Reproduce the records below in full and exactly, without their images.

Information supplied:
---

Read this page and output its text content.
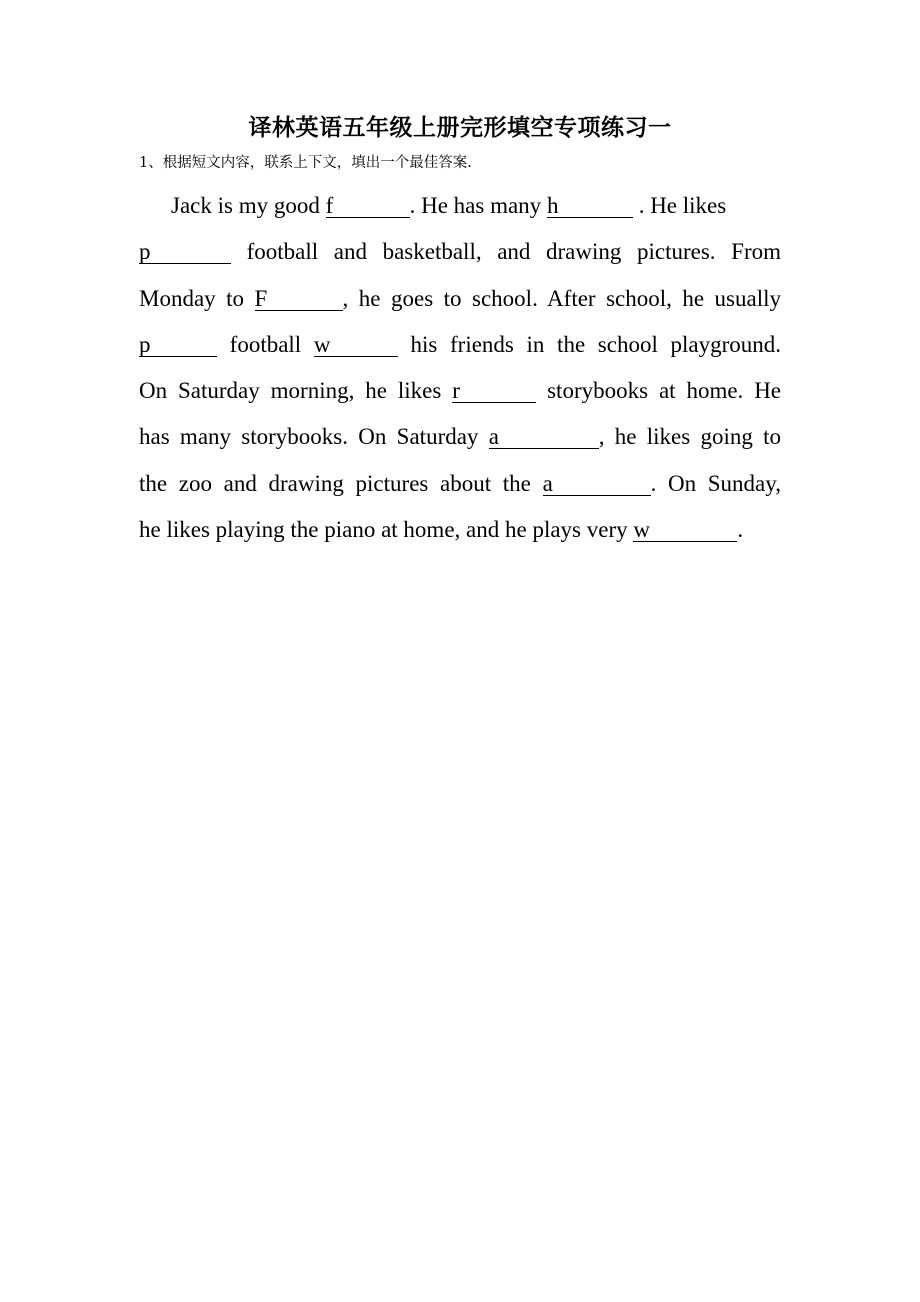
译林英语五年级上册完形填空专项练习一
1、根据短文内容，联系上下文，填出一个最佳答案.
Jack is my good f	. He has many h	. He likes
p	football and basketball, and drawing pictures. From
Monday to F	, he goes to school. After school, he usually
p	football w	his friends in the school playground.
On Saturday morning, he likes r	storybooks at home. He
has many storybooks. On Saturday a	, he likes going to
the zoo and drawing pictures about the a	. On Sunday,
he likes playing the piano at home, and he plays very w	.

---

Exercise output:
Read this page and output its text content.
译林英语五年级上册完形填空专项练习一
1、根据短文内容，联系上下文，填出一个最佳答案.
Jack is my good f	. He has many h	. He likes
p	football and basketball, and drawing pictures. From
Monday to F	, he goes to school. After school, he usually
p	football w	his friends in the school playground.
On Saturday morning, he likes r	storybooks at home. He
has many storybooks. On Saturday a	, he likes going to
the zoo and drawing pictures about the a	. On Sunday,
he likes playing the piano at home, and he plays very w	.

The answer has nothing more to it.